SUPPLIED MATERIAL
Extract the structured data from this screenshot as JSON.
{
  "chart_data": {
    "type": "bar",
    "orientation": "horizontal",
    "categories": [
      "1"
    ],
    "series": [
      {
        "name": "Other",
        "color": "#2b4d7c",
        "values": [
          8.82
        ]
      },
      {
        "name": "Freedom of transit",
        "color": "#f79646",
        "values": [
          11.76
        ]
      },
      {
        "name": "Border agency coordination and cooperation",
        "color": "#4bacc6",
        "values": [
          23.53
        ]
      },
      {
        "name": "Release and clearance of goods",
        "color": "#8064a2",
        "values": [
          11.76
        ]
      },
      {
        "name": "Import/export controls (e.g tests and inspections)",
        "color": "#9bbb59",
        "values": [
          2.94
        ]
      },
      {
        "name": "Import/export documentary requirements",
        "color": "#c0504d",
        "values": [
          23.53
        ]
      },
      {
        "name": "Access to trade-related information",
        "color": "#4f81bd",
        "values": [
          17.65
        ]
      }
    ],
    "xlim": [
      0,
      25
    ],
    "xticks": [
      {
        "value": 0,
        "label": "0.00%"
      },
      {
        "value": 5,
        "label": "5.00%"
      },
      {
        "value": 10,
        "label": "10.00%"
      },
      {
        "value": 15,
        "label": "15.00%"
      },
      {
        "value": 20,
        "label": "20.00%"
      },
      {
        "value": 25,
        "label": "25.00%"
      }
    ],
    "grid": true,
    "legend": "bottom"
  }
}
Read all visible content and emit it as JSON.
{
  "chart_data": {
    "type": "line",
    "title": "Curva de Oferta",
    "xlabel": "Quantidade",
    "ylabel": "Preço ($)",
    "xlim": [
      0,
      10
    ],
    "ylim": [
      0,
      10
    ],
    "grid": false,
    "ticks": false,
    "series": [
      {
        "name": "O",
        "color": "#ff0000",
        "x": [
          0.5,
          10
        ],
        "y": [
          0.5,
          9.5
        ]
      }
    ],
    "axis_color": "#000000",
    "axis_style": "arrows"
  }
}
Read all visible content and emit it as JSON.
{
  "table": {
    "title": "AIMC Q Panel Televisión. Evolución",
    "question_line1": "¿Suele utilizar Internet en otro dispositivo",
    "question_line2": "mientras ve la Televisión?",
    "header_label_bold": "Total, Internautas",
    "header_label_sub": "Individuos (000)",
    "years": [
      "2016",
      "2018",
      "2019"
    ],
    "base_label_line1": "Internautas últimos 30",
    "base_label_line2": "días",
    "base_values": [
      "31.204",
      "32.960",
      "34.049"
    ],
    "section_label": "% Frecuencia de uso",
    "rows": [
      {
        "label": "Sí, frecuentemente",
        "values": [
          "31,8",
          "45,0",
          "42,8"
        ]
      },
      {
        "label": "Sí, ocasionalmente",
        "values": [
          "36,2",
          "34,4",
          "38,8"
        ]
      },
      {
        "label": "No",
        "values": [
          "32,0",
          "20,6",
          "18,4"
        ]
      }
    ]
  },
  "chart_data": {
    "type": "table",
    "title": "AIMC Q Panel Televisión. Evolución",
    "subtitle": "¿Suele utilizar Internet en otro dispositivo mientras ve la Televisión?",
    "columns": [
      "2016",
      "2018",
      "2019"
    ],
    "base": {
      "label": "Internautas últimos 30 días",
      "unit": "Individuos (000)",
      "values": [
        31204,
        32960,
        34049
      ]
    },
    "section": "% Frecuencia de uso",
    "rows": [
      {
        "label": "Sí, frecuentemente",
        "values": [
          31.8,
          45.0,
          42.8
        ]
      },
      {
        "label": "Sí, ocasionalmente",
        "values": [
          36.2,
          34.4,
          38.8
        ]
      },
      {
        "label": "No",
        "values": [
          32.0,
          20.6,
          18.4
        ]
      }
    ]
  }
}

REQUIRED TASK
Repeat all of the entries exactly.

RESPONSE TO THIS TASK
Extract the structured data from this screenshot as JSON.
{
  "chart_data": {
    "type": "bar",
    "orientation": "horizontal",
    "categories": [
      "1"
    ],
    "series": [
      {
        "name": "Other",
        "color": "#2b4d7c",
        "values": [
          8.82
        ]
      },
      {
        "name": "Freedom of transit",
        "color": "#f79646",
        "values": [
          11.76
        ]
      },
      {
        "name": "Border agency coordination and cooperation",
        "color": "#4bacc6",
        "values": [
          23.53
        ]
      },
      {
        "name": "Release and clearance of goods",
        "color": "#8064a2",
        "values": [
          11.76
        ]
      },
      {
        "name": "Import/export controls (e.g tests and inspections)",
        "color": "#9bbb59",
        "values": [
          2.94
        ]
      },
      {
        "name": "Import/export documentary requirements",
        "color": "#c0504d",
        "values": [
          23.53
        ]
      },
      {
        "name": "Access to trade-related information",
        "color": "#4f81bd",
        "values": [
          17.65
        ]
      }
    ],
    "xlim": [
      0,
      25
    ],
    "xticks": [
      {
        "value": 0,
        "label": "0.00%"
      },
      {
        "value": 5,
        "label": "5.00%"
      },
      {
        "value": 10,
        "label": "10.00%"
      },
      {
        "value": 15,
        "label": "15.00%"
      },
      {
        "value": 20,
        "label": "20.00%"
      },
      {
        "value": 25,
        "label": "25.00%"
      }
    ],
    "grid": true,
    "legend": "bottom"
  }
}
Read all visible content and emit it as JSON.
{
  "chart_data": {
    "type": "line",
    "title": "Curva de Oferta",
    "xlabel": "Quantidade",
    "ylabel": "Preço ($)",
    "xlim": [
      0,
      10
    ],
    "ylim": [
      0,
      10
    ],
    "grid": false,
    "ticks": false,
    "series": [
      {
        "name": "O",
        "color": "#ff0000",
        "x": [
          0.5,
          10
        ],
        "y": [
          0.5,
          9.5
        ]
      }
    ],
    "axis_color": "#000000",
    "axis_style": "arrows"
  }
}
Read all visible content and emit it as JSON.
{
  "table": {
    "title": "AIMC Q Panel Televisión. Evolución",
    "question_line1": "¿Suele utilizar Internet en otro dispositivo",
    "question_line2": "mientras ve la Televisión?",
    "header_label_bold": "Total, Internautas",
    "header_label_sub": "Individuos (000)",
    "years": [
      "2016",
      "2018",
      "2019"
    ],
    "base_label_line1": "Internautas últimos 30",
    "base_label_line2": "días",
    "base_values": [
      "31.204",
      "32.960",
      "34.049"
    ],
    "section_label": "% Frecuencia de uso",
    "rows": [
      {
        "label": "Sí, frecuentemente",
        "values": [
          "31,8",
          "45,0",
          "42,8"
        ]
      },
      {
        "label": "Sí, ocasionalmente",
        "values": [
          "36,2",
          "34,4",
          "38,8"
        ]
      },
      {
        "label": "No",
        "values": [
          "32,0",
          "20,6",
          "18,4"
        ]
      }
    ]
  },
  "chart_data": {
    "type": "table",
    "title": "AIMC Q Panel Televisión. Evolución",
    "subtitle": "¿Suele utilizar Internet en otro dispositivo mientras ve la Televisión?",
    "columns": [
      "2016",
      "2018",
      "2019"
    ],
    "base": {
      "label": "Internautas últimos 30 días",
      "unit": "Individuos (000)",
      "values": [
        31204,
        32960,
        34049
      ]
    },
    "section": "% Frecuencia de uso",
    "rows": [
      {
        "label": "Sí, frecuentemente",
        "values": [
          31.8,
          45.0,
          42.8
        ]
      },
      {
        "label": "Sí, ocasionalmente",
        "values": [
          36.2,
          34.4,
          38.8
        ]
      },
      {
        "label": "No",
        "values": [
          32.0,
          20.6,
          18.4
        ]
      }
    ]
  }
}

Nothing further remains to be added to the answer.